╔══

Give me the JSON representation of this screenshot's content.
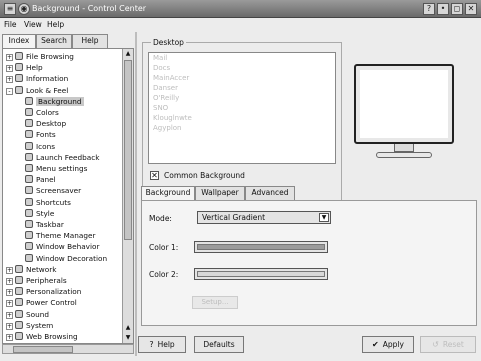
{
  "window": {
    "title": "Background - Control Center",
    "controls": {
      "help": "?",
      "minimize": "•",
      "maximize": "◻",
      "close": "✕"
    }
  },
  "menubar": {
    "file": "File",
    "view": "View",
    "help": "Help"
  },
  "sidebar": {
    "tabs": [
      "Index",
      "Search",
      "Help"
    ],
    "active_tab": "Index",
    "tree": [
      {
        "label": "File Browsing",
        "level": 0,
        "icon": "folder-icon",
        "expander": "+"
      },
      {
        "label": "Help",
        "level": 0,
        "icon": "help-icon",
        "expander": "+"
      },
      {
        "label": "Information",
        "level": 0,
        "icon": "info-icon",
        "expander": "+"
      },
      {
        "label": "Look & Feel",
        "level": 0,
        "icon": "look-feel-icon",
        "expander": "-"
      },
      {
        "label": "Background",
        "level": 1,
        "icon": "background-icon",
        "selected": true
      },
      {
        "label": "Colors",
        "level": 1,
        "icon": "colors-icon"
      },
      {
        "label": "Desktop",
        "level": 1,
        "icon": "desktop-icon"
      },
      {
        "label": "Fonts",
        "level": 1,
        "icon": "fonts-icon"
      },
      {
        "label": "Icons",
        "level": 1,
        "icon": "icons-icon"
      },
      {
        "label": "Launch Feedback",
        "level": 1,
        "icon": "launch-feedback-icon"
      },
      {
        "label": "Menu settings",
        "level": 1,
        "icon": "menu-settings-icon"
      },
      {
        "label": "Panel",
        "level": 1,
        "icon": "panel-icon"
      },
      {
        "label": "Screensaver",
        "level": 1,
        "icon": "screensaver-icon"
      },
      {
        "label": "Shortcuts",
        "level": 1,
        "icon": "shortcuts-icon"
      },
      {
        "label": "Style",
        "level": 1,
        "icon": "style-icon"
      },
      {
        "label": "Taskbar",
        "level": 1,
        "icon": "taskbar-icon"
      },
      {
        "label": "Theme Manager",
        "level": 1,
        "icon": "theme-manager-icon"
      },
      {
        "label": "Window Behavior",
        "level": 1,
        "icon": "window-behavior-icon"
      },
      {
        "label": "Window Decoration",
        "level": 1,
        "icon": "window-decoration-icon"
      },
      {
        "label": "Network",
        "level": 0,
        "icon": "network-icon",
        "expander": "+"
      },
      {
        "label": "Peripherals",
        "level": 0,
        "icon": "peripherals-icon",
        "expander": "+"
      },
      {
        "label": "Personalization",
        "level": 0,
        "icon": "personalization-icon",
        "expander": "+"
      },
      {
        "label": "Power Control",
        "level": 0,
        "icon": "power-control-icon",
        "expander": "+"
      },
      {
        "label": "Sound",
        "level": 0,
        "icon": "sound-icon",
        "expander": "+"
      },
      {
        "label": "System",
        "level": 0,
        "icon": "system-icon",
        "expander": "+"
      },
      {
        "label": "Web Browsing",
        "level": 0,
        "icon": "web-browsing-icon",
        "expander": "+"
      }
    ]
  },
  "desktop_group": {
    "title": "Desktop",
    "desktops": [
      "Mail",
      "Docs",
      "MainAccer",
      "Danser",
      "O'Reilly",
      "SNO",
      "Klouglnwte",
      "Agyplon"
    ],
    "common_background_label": "Common Background",
    "common_background_checked": true,
    "check_mark": "✕"
  },
  "panel_tabs": [
    "Background",
    "Wallpaper",
    "Advanced"
  ],
  "active_panel_tab": "Background",
  "background": {
    "mode_label": "Mode:",
    "mode_value": "Vertical Gradient",
    "color1_label": "Color 1:",
    "color2_label": "Color 2:",
    "color1": "#9c9c9c",
    "color2": "#d8d8d8",
    "setup_button": "Setup..."
  },
  "buttons": {
    "help": "Help",
    "defaults": "Defaults",
    "apply": "Apply",
    "reset": "Reset"
  },
  "colors": {
    "titlebar": "#7a7a7a",
    "window_bg": "#ececec",
    "selection": "#c8c8c8"
  }
}
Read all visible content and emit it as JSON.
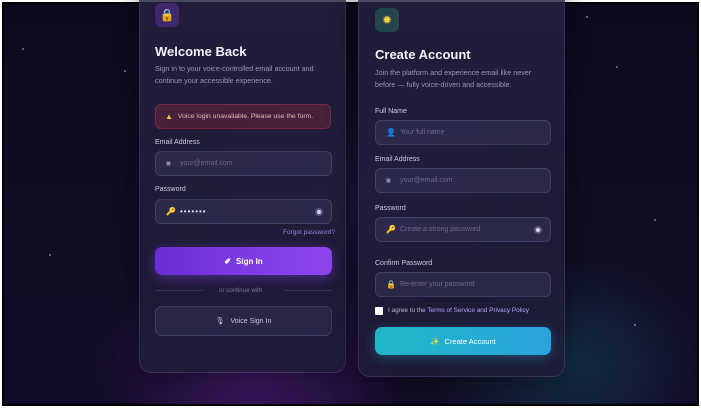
{
  "signin": {
    "icon": "lock-icon",
    "icon_glyph": "🔒",
    "title": "Welcome Back",
    "subtitle_line1": "Sign in to your voice-controlled email account and",
    "subtitle_line2": "continue your accessible experience.",
    "alert_glyph": "▲",
    "alert_text": "Voice login unavailable. Please use the form.",
    "email_label": "Email Address",
    "email_placeholder": "your@email.com",
    "email_glyph": "■",
    "password_label": "Password",
    "password_value": "•••••••",
    "password_glyph": "🔑",
    "forgot_label": "Forgot password?",
    "signin_button": "Sign In",
    "signin_glyph": "✐",
    "divider_text": "or continue with",
    "voice_button": "Voice Sign In",
    "voice_glyph": "🎙"
  },
  "signup": {
    "icon": "sparkle-icon",
    "icon_glyph": "✹",
    "title": "Create Account",
    "subtitle_line1": "Join the platform and experience email like never",
    "subtitle_line2": "before — fully voice-driven and accessible.",
    "name_label": "Full Name",
    "name_placeholder": "Your full name",
    "name_glyph": "👤",
    "email_label": "Email Address",
    "email_placeholder": "your@email.com",
    "email_glyph": "■",
    "password_label": "Password",
    "password_placeholder": "Create a strong password",
    "password_glyph": "🔑",
    "confirm_label": "Confirm Password",
    "confirm_placeholder": "Re-enter your password",
    "confirm_glyph": "🔒",
    "terms_prefix": "I agree to the",
    "terms_link": "Terms of Service and Privacy Policy",
    "create_button": "Create Account",
    "create_glyph": "✨"
  },
  "colors": {
    "primary": "#7b3ae6",
    "accent_teal": "#22b0d3",
    "background": "#0e0c22"
  }
}
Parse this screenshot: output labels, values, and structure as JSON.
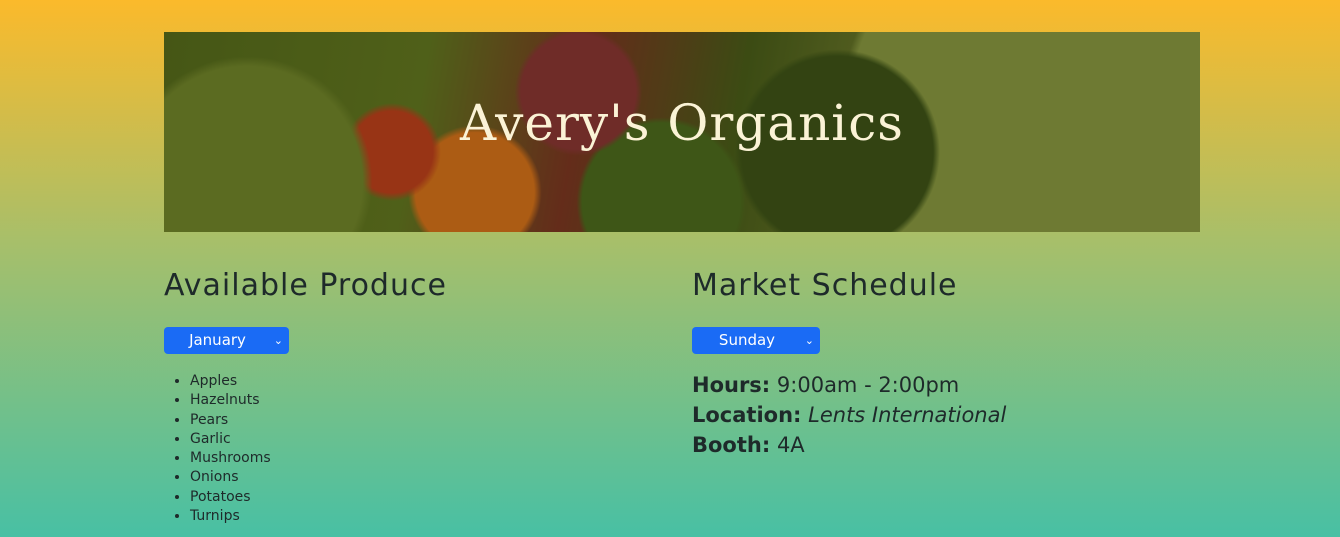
{
  "banner": {
    "title": "Avery's Organics"
  },
  "produce": {
    "title": "Available Produce",
    "month_select": "January",
    "items": [
      "Apples",
      "Hazelnuts",
      "Pears",
      "Garlic",
      "Mushrooms",
      "Onions",
      "Potatoes",
      "Turnips"
    ]
  },
  "schedule": {
    "title": "Market Schedule",
    "day_select": "Sunday",
    "hours_label": "Hours:",
    "hours_value": "9:00am - 2:00pm",
    "location_label": "Location:",
    "location_value": "Lents International",
    "booth_label": "Booth:",
    "booth_value": "4A"
  },
  "colors": {
    "select_bg": "#1a6bf5",
    "title_text": "#fbf3d6"
  }
}
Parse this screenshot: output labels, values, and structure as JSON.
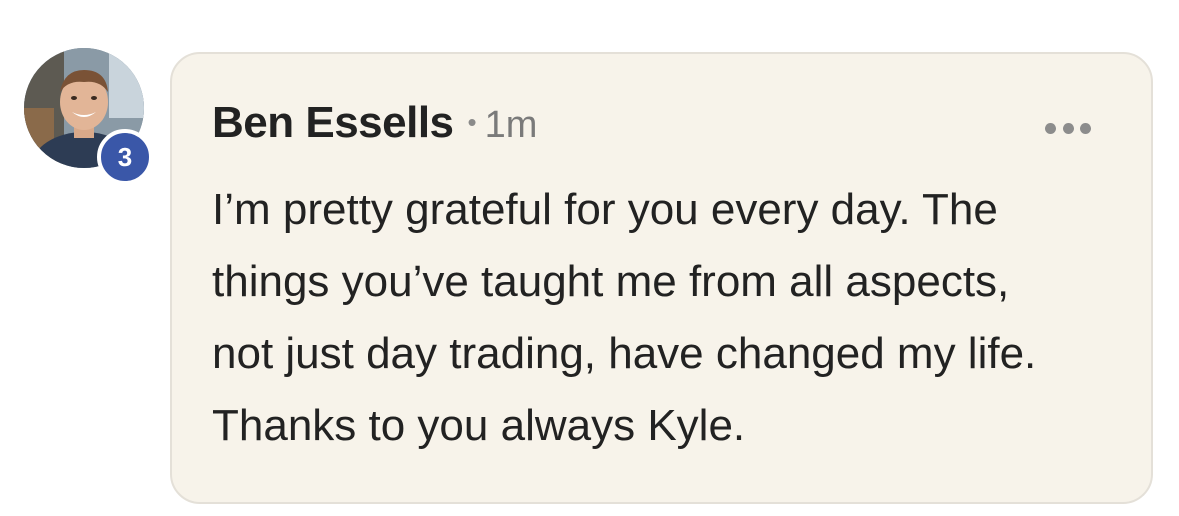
{
  "comment": {
    "author": "Ben Essells",
    "separator": "•",
    "timestamp": "1m",
    "badge_count": "3",
    "more_icon": "more-horizontal-icon",
    "body_lines": [
      "I’m pretty grateful for you every day. The",
      "things you’ve taught me from all aspects,",
      "not just day trading, have changed my life.",
      "Thanks to you always Kyle."
    ]
  },
  "colors": {
    "bubble_background": "#f7f3ea",
    "badge_background": "#3a57a8",
    "text": "#222222",
    "muted_text": "#7a7a7a"
  }
}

╚══

§ **THE PROBLEM**:
Write out all the entries word for word, but skip any images.

§ **RESULT BELOW**:
Give me the JSON representation of this screenshot's content.
{
  "window": {
    "title": "Background - Control Center",
    "controls": {
      "help": "?",
      "minimize": "•",
      "maximize": "◻",
      "close": "✕"
    }
  },
  "menubar": {
    "file": "File",
    "view": "View",
    "help": "Help"
  },
  "sidebar": {
    "tabs": [
      "Index",
      "Search",
      "Help"
    ],
    "active_tab": "Index",
    "tree": [
      {
        "label": "File Browsing",
        "level": 0,
        "icon": "folder-icon",
        "expander": "+"
      },
      {
        "label": "Help",
        "level": 0,
        "icon": "help-icon",
        "expander": "+"
      },
      {
        "label": "Information",
        "level": 0,
        "icon": "info-icon",
        "expander": "+"
      },
      {
        "label": "Look & Feel",
        "level": 0,
        "icon": "look-feel-icon",
        "expander": "-"
      },
      {
        "label": "Background",
        "level": 1,
        "icon": "background-icon",
        "selected": true
      },
      {
        "label": "Colors",
        "level": 1,
        "icon": "colors-icon"
      },
      {
        "label": "Desktop",
        "level": 1,
        "icon": "desktop-icon"
      },
      {
        "label": "Fonts",
        "level": 1,
        "icon": "fonts-icon"
      },
      {
        "label": "Icons",
        "level": 1,
        "icon": "icons-icon"
      },
      {
        "label": "Launch Feedback",
        "level": 1,
        "icon": "launch-feedback-icon"
      },
      {
        "label": "Menu settings",
        "level": 1,
        "icon": "menu-settings-icon"
      },
      {
        "label": "Panel",
        "level": 1,
        "icon": "panel-icon"
      },
      {
        "label": "Screensaver",
        "level": 1,
        "icon": "screensaver-icon"
      },
      {
        "label": "Shortcuts",
        "level": 1,
        "icon": "shortcuts-icon"
      },
      {
        "label": "Style",
        "level": 1,
        "icon": "style-icon"
      },
      {
        "label": "Taskbar",
        "level": 1,
        "icon": "taskbar-icon"
      },
      {
        "label": "Theme Manager",
        "level": 1,
        "icon": "theme-manager-icon"
      },
      {
        "label": "Window Behavior",
        "level": 1,
        "icon": "window-behavior-icon"
      },
      {
        "label": "Window Decoration",
        "level": 1,
        "icon": "window-decoration-icon"
      },
      {
        "label": "Network",
        "level": 0,
        "icon": "network-icon",
        "expander": "+"
      },
      {
        "label": "Peripherals",
        "level": 0,
        "icon": "peripherals-icon",
        "expander": "+"
      },
      {
        "label": "Personalization",
        "level": 0,
        "icon": "personalization-icon",
        "expander": "+"
      },
      {
        "label": "Power Control",
        "level": 0,
        "icon": "power-control-icon",
        "expander": "+"
      },
      {
        "label": "Sound",
        "level": 0,
        "icon": "sound-icon",
        "expander": "+"
      },
      {
        "label": "System",
        "level": 0,
        "icon": "system-icon",
        "expander": "+"
      },
      {
        "label": "Web Browsing",
        "level": 0,
        "icon": "web-browsing-icon",
        "expander": "+"
      }
    ]
  },
  "desktop_group": {
    "title": "Desktop",
    "desktops": [
      "Mail",
      "Docs",
      "MainAccer",
      "Danser",
      "O'Reilly",
      "SNO",
      "Klouglnwte",
      "Agyplon"
    ],
    "common_background_label": "Common Background",
    "common_background_checked": true,
    "check_mark": "✕"
  },
  "panel_tabs": [
    "Background",
    "Wallpaper",
    "Advanced"
  ],
  "active_panel_tab": "Background",
  "background": {
    "mode_label": "Mode:",
    "mode_value": "Vertical Gradient",
    "color1_label": "Color 1:",
    "color2_label": "Color 2:",
    "color1": "#9c9c9c",
    "color2": "#d8d8d8",
    "setup_button": "Setup..."
  },
  "buttons": {
    "help": "Help",
    "defaults": "Defaults",
    "apply": "Apply",
    "reset": "Reset"
  },
  "colors": {
    "titlebar": "#7a7a7a",
    "window_bg": "#ececec",
    "selection": "#c8c8c8"
  }
}
Read all visible content and emit it as JSON.
{
  "signin": {
    "icon": "lock-icon",
    "icon_glyph": "🔒",
    "title": "Welcome Back",
    "subtitle_line1": "Sign in to your voice-controlled email account and",
    "subtitle_line2": "continue your accessible experience.",
    "alert_glyph": "▲",
    "alert_text": "Voice login unavailable. Please use the form.",
    "email_label": "Email Address",
    "email_placeholder": "your@email.com",
    "email_glyph": "■",
    "password_label": "Password",
    "password_value": "•••••••",
    "password_glyph": "🔑",
    "forgot_label": "Forgot password?",
    "signin_button": "Sign In",
    "signin_glyph": "✐",
    "divider_text": "or continue with",
    "voice_button": "Voice Sign In",
    "voice_glyph": "🎙"
  },
  "signup": {
    "icon": "sparkle-icon",
    "icon_glyph": "✹",
    "title": "Create Account",
    "subtitle_line1": "Join the platform and experience email like never",
    "subtitle_line2": "before — fully voice-driven and accessible.",
    "name_label": "Full Name",
    "name_placeholder": "Your full name",
    "name_glyph": "👤",
    "email_label": "Email Address",
    "email_placeholder": "your@email.com",
    "email_glyph": "■",
    "password_label": "Password",
    "password_placeholder": "Create a strong password",
    "password_glyph": "🔑",
    "confirm_label": "Confirm Password",
    "confirm_placeholder": "Re-enter your password",
    "confirm_glyph": "🔒",
    "terms_prefix": "I agree to the",
    "terms_link": "Terms of Service and Privacy Policy",
    "create_button": "Create Account",
    "create_glyph": "✨"
  },
  "colors": {
    "primary": "#7b3ae6",
    "accent_teal": "#22b0d3",
    "background": "#0e0c22"
  }
}
Parse this screenshot: output labels, values, and structure as JSON.
{
  "banner": {
    "title": "Avery's Organics"
  },
  "produce": {
    "title": "Available Produce",
    "month_select": "January",
    "items": [
      "Apples",
      "Hazelnuts",
      "Pears",
      "Garlic",
      "Mushrooms",
      "Onions",
      "Potatoes",
      "Turnips"
    ]
  },
  "schedule": {
    "title": "Market Schedule",
    "day_select": "Sunday",
    "hours_label": "Hours:",
    "hours_value": "9:00am - 2:00pm",
    "location_label": "Location:",
    "location_value": "Lents International",
    "booth_label": "Booth:",
    "booth_value": "4A"
  },
  "colors": {
    "select_bg": "#1a6bf5",
    "title_text": "#fbf3d6"
  }
}
Parse this screenshot: output labels, values, and structure as JSON.
{
  "comment": {
    "author": "Ben Essells",
    "separator": "•",
    "timestamp": "1m",
    "badge_count": "3",
    "more_icon": "more-horizontal-icon",
    "body_lines": [
      "I’m pretty grateful for you every day. The",
      "things you’ve taught me from all aspects,",
      "not just day trading, have changed my life.",
      "Thanks to you always Kyle."
    ]
  },
  "colors": {
    "bubble_background": "#f7f3ea",
    "badge_background": "#3a57a8",
    "text": "#222222",
    "muted_text": "#7a7a7a"
  }
}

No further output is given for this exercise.